-- Begin --
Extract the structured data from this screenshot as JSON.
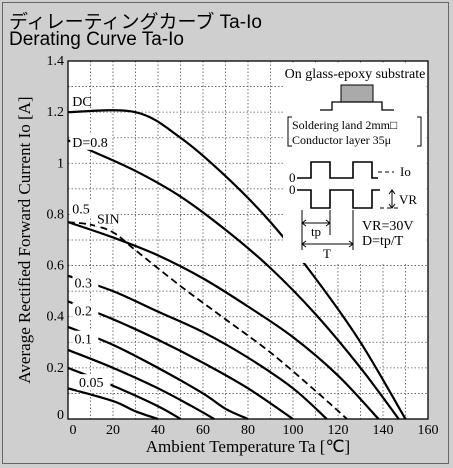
{
  "header": {
    "title_ja": "ディレーティングカーブ Ta-Io",
    "title_en": "Derating Curve Ta-Io"
  },
  "chart_data": {
    "type": "line",
    "xlabel": "Ambient Temperature  Ta  [℃]",
    "ylabel": "Average Rectified Forward Current  Io  [A]",
    "xlim": [
      0,
      160
    ],
    "ylim": [
      0,
      1.4
    ],
    "x_ticks": [
      0,
      20,
      40,
      60,
      80,
      100,
      120,
      140,
      160
    ],
    "y_ticks": [
      0,
      0.2,
      0.4,
      0.6,
      0.8,
      1,
      1.2,
      1.4
    ],
    "x_tick_labels": [
      "0",
      "20",
      "40",
      "60",
      "80",
      "100",
      "120",
      "140",
      "160"
    ],
    "y_tick_labels": [
      "0",
      "0.2",
      "0.4",
      "0.6",
      "0.8",
      "1",
      "1.2",
      "1.4"
    ],
    "grid": true,
    "series": [
      {
        "name": "DC",
        "style": "solid",
        "x": [
          0,
          30,
          50,
          70,
          90,
          110,
          130,
          150
        ],
        "y": [
          1.2,
          1.2,
          1.1,
          0.95,
          0.77,
          0.55,
          0.3,
          0
        ]
      },
      {
        "name": "D=0.8",
        "style": "solid",
        "x": [
          0,
          10,
          30,
          50,
          70,
          90,
          110,
          130,
          147
        ],
        "y": [
          1.09,
          1.05,
          0.97,
          0.87,
          0.74,
          0.59,
          0.41,
          0.2,
          0
        ]
      },
      {
        "name": "0.5",
        "style": "solid",
        "x": [
          0,
          20,
          40,
          60,
          80,
          100,
          120,
          138
        ],
        "y": [
          0.77,
          0.71,
          0.64,
          0.55,
          0.44,
          0.32,
          0.17,
          0
        ]
      },
      {
        "name": "SIN",
        "style": "dashed",
        "x": [
          0,
          10,
          20,
          30,
          50,
          70,
          90,
          110,
          124
        ],
        "y": [
          0.77,
          0.76,
          0.73,
          0.66,
          0.52,
          0.39,
          0.26,
          0.11,
          0
        ]
      },
      {
        "name": "0.3",
        "style": "solid",
        "x": [
          0,
          20,
          40,
          60,
          80,
          100,
          115
        ],
        "y": [
          0.56,
          0.5,
          0.42,
          0.34,
          0.24,
          0.12,
          0
        ]
      },
      {
        "name": "0.2",
        "style": "solid",
        "x": [
          0,
          20,
          40,
          60,
          80,
          100
        ],
        "y": [
          0.46,
          0.39,
          0.31,
          0.22,
          0.12,
          0
        ]
      },
      {
        "name": "0.1",
        "style": "solid",
        "x": [
          0,
          20,
          40,
          60,
          70,
          80
        ],
        "y": [
          0.36,
          0.29,
          0.2,
          0.1,
          0.04,
          0
        ]
      },
      {
        "name": "",
        "style": "solid",
        "x": [
          0,
          20,
          40,
          55,
          65
        ],
        "y": [
          0.27,
          0.2,
          0.12,
          0.05,
          0
        ]
      },
      {
        "name": "0.05",
        "style": "solid",
        "x": [
          0,
          20,
          40,
          50
        ],
        "y": [
          0.2,
          0.13,
          0.05,
          0
        ]
      },
      {
        "name": "",
        "style": "solid",
        "x": [
          0,
          20,
          30,
          40
        ],
        "y": [
          0.12,
          0.07,
          0.03,
          0
        ]
      }
    ],
    "annotations": {
      "substrate": "On glass-epoxy substrate",
      "land": "Soldering land 2mm□",
      "layer": "Conductor layer 35μ",
      "io": "Io",
      "zero_top": "0",
      "zero_bottom": "0",
      "vr": "VR",
      "tp": "tp",
      "t": "T",
      "vr_eq": "VR=30V",
      "d_eq": "D=tp/T"
    }
  }
}
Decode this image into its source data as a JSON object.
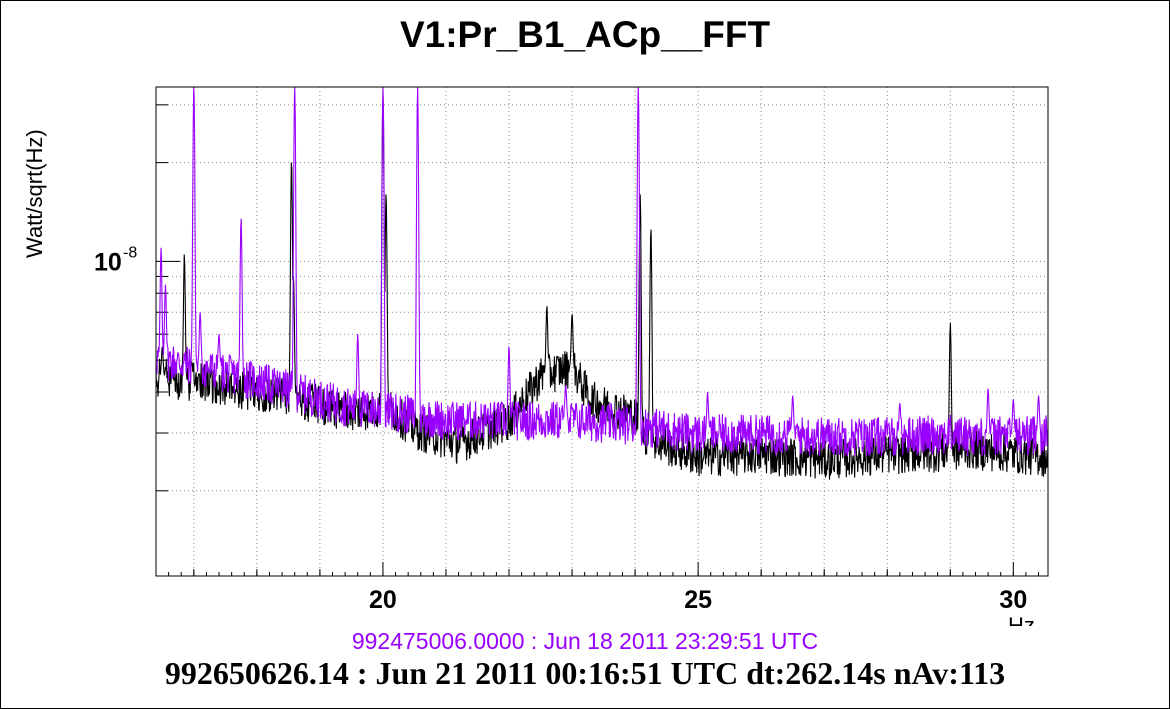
{
  "chart_data": {
    "type": "line",
    "title": "V1:Pr_B1_ACp__FFT",
    "ylabel": "Watt/sqrt(Hz)",
    "xlabel": "Hz",
    "xlim": [
      16.4,
      30.55
    ],
    "ylim": [
      1.1e-09,
      3.4e-08
    ],
    "yscale": "log",
    "grid": true,
    "x_ticks": [
      20,
      25,
      30
    ],
    "y_ticks": [
      {
        "value": 1e-08,
        "base": "10",
        "exp": "-8"
      }
    ],
    "series": [
      {
        "color": "#9900ff",
        "baseline": [
          [
            16.4,
            5.1e-09
          ],
          [
            17.5,
            4.6e-09
          ],
          [
            18.5,
            4.1e-09
          ],
          [
            19.5,
            3.6e-09
          ],
          [
            20.2,
            3.5e-09
          ],
          [
            21,
            3.3e-09
          ],
          [
            22,
            3.3e-09
          ],
          [
            23,
            3.3e-09
          ],
          [
            24,
            3.2e-09
          ],
          [
            24.5,
            3.1e-09
          ],
          [
            25,
            3e-09
          ],
          [
            26,
            3e-09
          ],
          [
            27,
            2.95e-09
          ],
          [
            28,
            2.95e-09
          ],
          [
            29,
            3e-09
          ],
          [
            29.5,
            2.95e-09
          ],
          [
            30.55,
            3e-09
          ]
        ],
        "peaks": [
          [
            16.48,
            1.1e-08
          ],
          [
            16.55,
            8.5e-09
          ],
          [
            17.0,
            3.4e-08
          ],
          [
            17.1,
            7e-09
          ],
          [
            17.4,
            6e-09
          ],
          [
            17.75,
            1.35e-08
          ],
          [
            18.6,
            3.4e-08
          ],
          [
            19.6,
            6e-09
          ],
          [
            20.0,
            3.4e-08
          ],
          [
            20.55,
            3.4e-08
          ],
          [
            22.0,
            5.5e-09
          ],
          [
            22.9,
            4.2e-09
          ],
          [
            24.05,
            3.4e-08
          ],
          [
            25.15,
            4e-09
          ],
          [
            26.5,
            3.9e-09
          ],
          [
            28.2,
            3.7e-09
          ],
          [
            29.6,
            4.1e-09
          ],
          [
            30.0,
            3.8e-09
          ],
          [
            30.4,
            3.9e-09
          ]
        ]
      },
      {
        "color": "#000000",
        "baseline": [
          [
            16.4,
            4.5e-09
          ],
          [
            17.5,
            4.2e-09
          ],
          [
            18.5,
            3.9e-09
          ],
          [
            19.5,
            3.5e-09
          ],
          [
            20.1,
            3.6e-09
          ],
          [
            20.5,
            3.1e-09
          ],
          [
            21.2,
            2.8e-09
          ],
          [
            22,
            3.3e-09
          ],
          [
            22.5,
            4.5e-09
          ],
          [
            23,
            4.8e-09
          ],
          [
            23.3,
            3.8e-09
          ],
          [
            24,
            3.4e-09
          ],
          [
            24.2,
            2.9e-09
          ],
          [
            25,
            2.55e-09
          ],
          [
            26,
            2.6e-09
          ],
          [
            27,
            2.5e-09
          ],
          [
            28,
            2.6e-09
          ],
          [
            29,
            2.65e-09
          ],
          [
            29.3,
            2.7e-09
          ],
          [
            30.55,
            2.55e-09
          ]
        ],
        "peaks": [
          [
            16.5,
            5.5e-09
          ],
          [
            16.85,
            1.05e-08
          ],
          [
            18.55,
            2e-08
          ],
          [
            18.58,
            9e-09
          ],
          [
            20.0,
            3.2e-08
          ],
          [
            20.05,
            1.6e-08
          ],
          [
            22.6,
            7.3e-09
          ],
          [
            23.0,
            6.9e-09
          ],
          [
            24.08,
            1.6e-08
          ],
          [
            24.25,
            1.25e-08
          ],
          [
            29.0,
            6.5e-09
          ]
        ]
      }
    ]
  },
  "footer": {
    "ref_text": "992475006.0000 : Jun 18 2011 23:29:51 UTC",
    "cur_text": "992650626.14 : Jun 21 2011 00:16:51 UTC dt:262.14s nAv:113"
  }
}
-- End --
- **Set exercise**
Using the records above, output their complete text exactly, minus any images.

- **Solution to the problem**
Extract the structured data from this screenshot as JSON.
{
  "header": {
    "title_ja": "ディレーティングカーブ Ta-Io",
    "title_en": "Derating Curve Ta-Io"
  },
  "chart_data": {
    "type": "line",
    "xlabel": "Ambient Temperature  Ta  [℃]",
    "ylabel": "Average Rectified Forward Current  Io  [A]",
    "xlim": [
      0,
      160
    ],
    "ylim": [
      0,
      1.4
    ],
    "x_ticks": [
      0,
      20,
      40,
      60,
      80,
      100,
      120,
      140,
      160
    ],
    "y_ticks": [
      0,
      0.2,
      0.4,
      0.6,
      0.8,
      1,
      1.2,
      1.4
    ],
    "x_tick_labels": [
      "0",
      "20",
      "40",
      "60",
      "80",
      "100",
      "120",
      "140",
      "160"
    ],
    "y_tick_labels": [
      "0",
      "0.2",
      "0.4",
      "0.6",
      "0.8",
      "1",
      "1.2",
      "1.4"
    ],
    "grid": true,
    "series": [
      {
        "name": "DC",
        "style": "solid",
        "x": [
          0,
          30,
          50,
          70,
          90,
          110,
          130,
          150
        ],
        "y": [
          1.2,
          1.2,
          1.1,
          0.95,
          0.77,
          0.55,
          0.3,
          0
        ]
      },
      {
        "name": "D=0.8",
        "style": "solid",
        "x": [
          0,
          10,
          30,
          50,
          70,
          90,
          110,
          130,
          147
        ],
        "y": [
          1.09,
          1.05,
          0.97,
          0.87,
          0.74,
          0.59,
          0.41,
          0.2,
          0
        ]
      },
      {
        "name": "0.5",
        "style": "solid",
        "x": [
          0,
          20,
          40,
          60,
          80,
          100,
          120,
          138
        ],
        "y": [
          0.77,
          0.71,
          0.64,
          0.55,
          0.44,
          0.32,
          0.17,
          0
        ]
      },
      {
        "name": "SIN",
        "style": "dashed",
        "x": [
          0,
          10,
          20,
          30,
          50,
          70,
          90,
          110,
          124
        ],
        "y": [
          0.77,
          0.76,
          0.73,
          0.66,
          0.52,
          0.39,
          0.26,
          0.11,
          0
        ]
      },
      {
        "name": "0.3",
        "style": "solid",
        "x": [
          0,
          20,
          40,
          60,
          80,
          100,
          115
        ],
        "y": [
          0.56,
          0.5,
          0.42,
          0.34,
          0.24,
          0.12,
          0
        ]
      },
      {
        "name": "0.2",
        "style": "solid",
        "x": [
          0,
          20,
          40,
          60,
          80,
          100
        ],
        "y": [
          0.46,
          0.39,
          0.31,
          0.22,
          0.12,
          0
        ]
      },
      {
        "name": "0.1",
        "style": "solid",
        "x": [
          0,
          20,
          40,
          60,
          70,
          80
        ],
        "y": [
          0.36,
          0.29,
          0.2,
          0.1,
          0.04,
          0
        ]
      },
      {
        "name": "",
        "style": "solid",
        "x": [
          0,
          20,
          40,
          55,
          65
        ],
        "y": [
          0.27,
          0.2,
          0.12,
          0.05,
          0
        ]
      },
      {
        "name": "0.05",
        "style": "solid",
        "x": [
          0,
          20,
          40,
          50
        ],
        "y": [
          0.2,
          0.13,
          0.05,
          0
        ]
      },
      {
        "name": "",
        "style": "solid",
        "x": [
          0,
          20,
          30,
          40
        ],
        "y": [
          0.12,
          0.07,
          0.03,
          0
        ]
      }
    ],
    "annotations": {
      "substrate": "On glass-epoxy substrate",
      "land": "Soldering land 2mm□",
      "layer": "Conductor layer 35μ",
      "io": "Io",
      "zero_top": "0",
      "zero_bottom": "0",
      "vr": "VR",
      "tp": "tp",
      "t": "T",
      "vr_eq": "VR=30V",
      "d_eq": "D=tp/T"
    }
  }
}
Decode this image into its source data as a JSON object.
{
  "chart_data": {
    "type": "line",
    "title": "V1:Pr_B1_ACp__FFT",
    "ylabel": "Watt/sqrt(Hz)",
    "xlabel": "Hz",
    "xlim": [
      16.4,
      30.55
    ],
    "ylim": [
      1.1e-09,
      3.4e-08
    ],
    "yscale": "log",
    "grid": true,
    "x_ticks": [
      20,
      25,
      30
    ],
    "y_ticks": [
      {
        "value": 1e-08,
        "base": "10",
        "exp": "-8"
      }
    ],
    "series": [
      {
        "color": "#9900ff",
        "baseline": [
          [
            16.4,
            5.1e-09
          ],
          [
            17.5,
            4.6e-09
          ],
          [
            18.5,
            4.1e-09
          ],
          [
            19.5,
            3.6e-09
          ],
          [
            20.2,
            3.5e-09
          ],
          [
            21,
            3.3e-09
          ],
          [
            22,
            3.3e-09
          ],
          [
            23,
            3.3e-09
          ],
          [
            24,
            3.2e-09
          ],
          [
            24.5,
            3.1e-09
          ],
          [
            25,
            3e-09
          ],
          [
            26,
            3e-09
          ],
          [
            27,
            2.95e-09
          ],
          [
            28,
            2.95e-09
          ],
          [
            29,
            3e-09
          ],
          [
            29.5,
            2.95e-09
          ],
          [
            30.55,
            3e-09
          ]
        ],
        "peaks": [
          [
            16.48,
            1.1e-08
          ],
          [
            16.55,
            8.5e-09
          ],
          [
            17.0,
            3.4e-08
          ],
          [
            17.1,
            7e-09
          ],
          [
            17.4,
            6e-09
          ],
          [
            17.75,
            1.35e-08
          ],
          [
            18.6,
            3.4e-08
          ],
          [
            19.6,
            6e-09
          ],
          [
            20.0,
            3.4e-08
          ],
          [
            20.55,
            3.4e-08
          ],
          [
            22.0,
            5.5e-09
          ],
          [
            22.9,
            4.2e-09
          ],
          [
            24.05,
            3.4e-08
          ],
          [
            25.15,
            4e-09
          ],
          [
            26.5,
            3.9e-09
          ],
          [
            28.2,
            3.7e-09
          ],
          [
            29.6,
            4.1e-09
          ],
          [
            30.0,
            3.8e-09
          ],
          [
            30.4,
            3.9e-09
          ]
        ]
      },
      {
        "color": "#000000",
        "baseline": [
          [
            16.4,
            4.5e-09
          ],
          [
            17.5,
            4.2e-09
          ],
          [
            18.5,
            3.9e-09
          ],
          [
            19.5,
            3.5e-09
          ],
          [
            20.1,
            3.6e-09
          ],
          [
            20.5,
            3.1e-09
          ],
          [
            21.2,
            2.8e-09
          ],
          [
            22,
            3.3e-09
          ],
          [
            22.5,
            4.5e-09
          ],
          [
            23,
            4.8e-09
          ],
          [
            23.3,
            3.8e-09
          ],
          [
            24,
            3.4e-09
          ],
          [
            24.2,
            2.9e-09
          ],
          [
            25,
            2.55e-09
          ],
          [
            26,
            2.6e-09
          ],
          [
            27,
            2.5e-09
          ],
          [
            28,
            2.6e-09
          ],
          [
            29,
            2.65e-09
          ],
          [
            29.3,
            2.7e-09
          ],
          [
            30.55,
            2.55e-09
          ]
        ],
        "peaks": [
          [
            16.5,
            5.5e-09
          ],
          [
            16.85,
            1.05e-08
          ],
          [
            18.55,
            2e-08
          ],
          [
            18.58,
            9e-09
          ],
          [
            20.0,
            3.2e-08
          ],
          [
            20.05,
            1.6e-08
          ],
          [
            22.6,
            7.3e-09
          ],
          [
            23.0,
            6.9e-09
          ],
          [
            24.08,
            1.6e-08
          ],
          [
            24.25,
            1.25e-08
          ],
          [
            29.0,
            6.5e-09
          ]
        ]
      }
    ]
  },
  "footer": {
    "ref_text": "992475006.0000 : Jun 18 2011 23:29:51 UTC",
    "cur_text": "992650626.14 : Jun 21 2011 00:16:51 UTC dt:262.14s nAv:113"
  }
}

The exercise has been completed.